■ Requirement ■
Repeat, exactly and in full, the lines of the listing below, but without any pictures.

■ Data lines ■
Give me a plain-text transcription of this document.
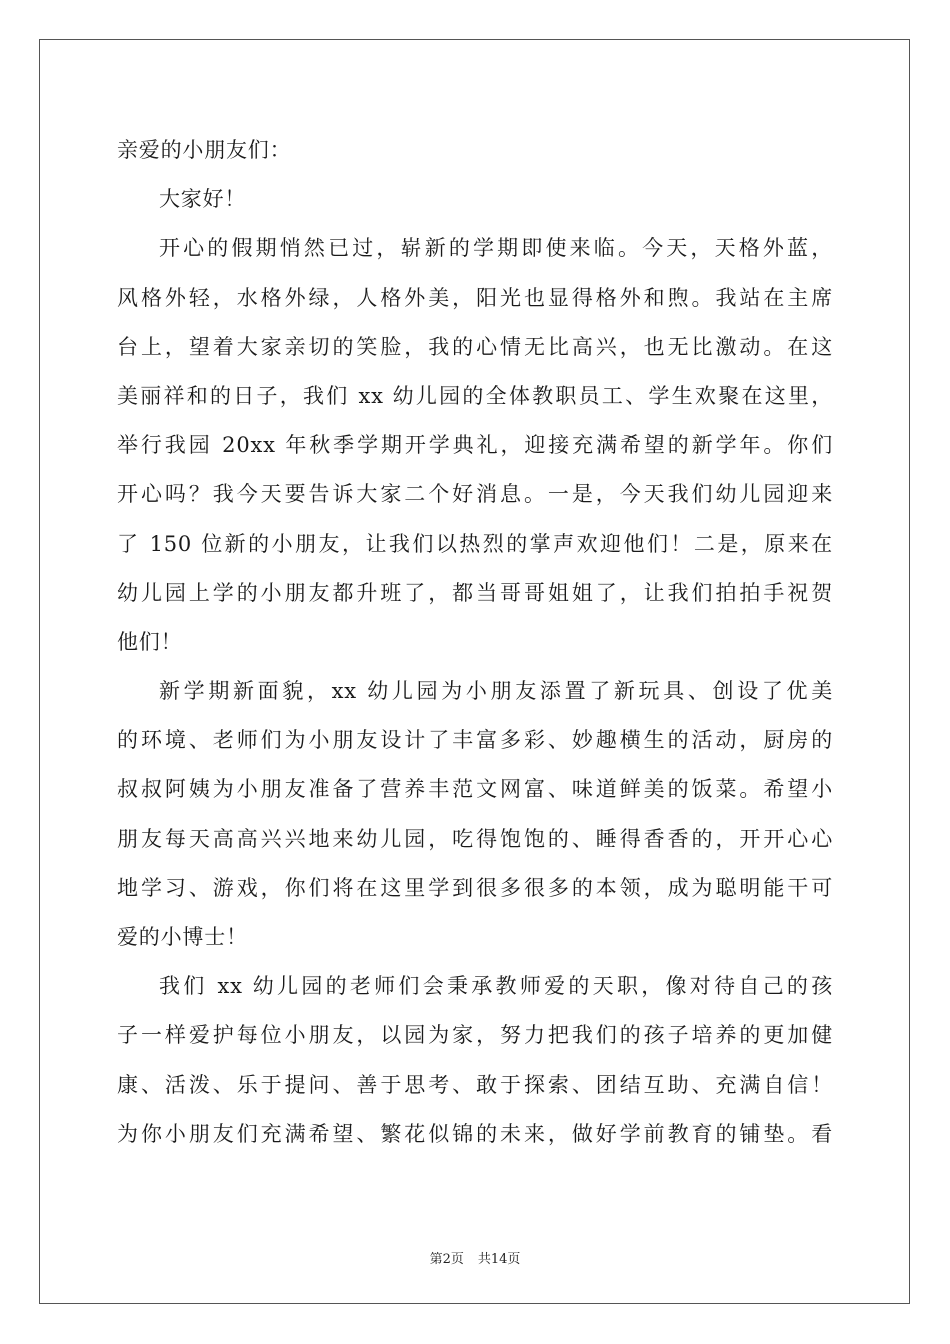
亲爱的小朋友们：
大家好！
开心的假期悄然已过，崭新的学期即使来临。今天，天格外蓝，
风格外轻，水格外绿，人格外美，阳光也显得格外和煦。我站在主席
台上，望着大家亲切的笑脸，我的心情无比高兴，也无比激动。在这
美丽祥和的日子，我们 xx 幼儿园的全体教职员工、学生欢聚在这里，
举行我园 20xx 年秋季学期开学典礼，迎接充满希望的新学年。你们
开心吗？我今天要告诉大家二个好消息。一是，今天我们幼儿园迎来
了 150 位新的小朋友，让我们以热烈的掌声欢迎他们！二是，原来在
幼儿园上学的小朋友都升班了，都当哥哥姐姐了，让我们拍拍手祝贺
他们！
新学期新面貌，xx 幼儿园为小朋友添置了新玩具、创设了优美
的环境、老师们为小朋友设计了丰富多彩、妙趣横生的活动，厨房的
叔叔阿姨为小朋友准备了营养丰范文网富、味道鲜美的饭菜。希望小
朋友每天高高兴兴地来幼儿园，吃得饱饱的、睡得香香的，开开心心
地学习、游戏，你们将在这里学到很多很多的本领，成为聪明能干可
爱的小博士！
我们 xx 幼儿园的老师们会秉承教师爱的天职，像对待自己的孩
子一样爱护每位小朋友，以园为家，努力把我们的孩子培养的更加健
康、活泼、乐于提问、善于思考、敢于探索、团结互助、充满自信！
为你小朋友们充满希望、繁花似锦的未来，做好学前教育的铺垫。看
第2页 共14页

■ Reply ■
Give me a plain-text transcription of this document.
亲爱的小朋友们：
大家好！
开心的假期悄然已过，崭新的学期即使来临。今天，天格外蓝，
风格外轻，水格外绿，人格外美，阳光也显得格外和煦。我站在主席
台上，望着大家亲切的笑脸，我的心情无比高兴，也无比激动。在这
美丽祥和的日子，我们 xx 幼儿园的全体教职员工、学生欢聚在这里，
举行我园 20xx 年秋季学期开学典礼，迎接充满希望的新学年。你们
开心吗？我今天要告诉大家二个好消息。一是，今天我们幼儿园迎来
了 150 位新的小朋友，让我们以热烈的掌声欢迎他们！二是，原来在
幼儿园上学的小朋友都升班了，都当哥哥姐姐了，让我们拍拍手祝贺
他们！
新学期新面貌，xx 幼儿园为小朋友添置了新玩具、创设了优美
的环境、老师们为小朋友设计了丰富多彩、妙趣横生的活动，厨房的
叔叔阿姨为小朋友准备了营养丰范文网富、味道鲜美的饭菜。希望小
朋友每天高高兴兴地来幼儿园，吃得饱饱的、睡得香香的，开开心心
地学习、游戏，你们将在这里学到很多很多的本领，成为聪明能干可
爱的小博士！
我们 xx 幼儿园的老师们会秉承教师爱的天职，像对待自己的孩
子一样爱护每位小朋友，以园为家，努力把我们的孩子培养的更加健
康、活泼、乐于提问、善于思考、敢于探索、团结互助、充满自信！
为你小朋友们充满希望、繁花似锦的未来，做好学前教育的铺垫。看
第2页 共14页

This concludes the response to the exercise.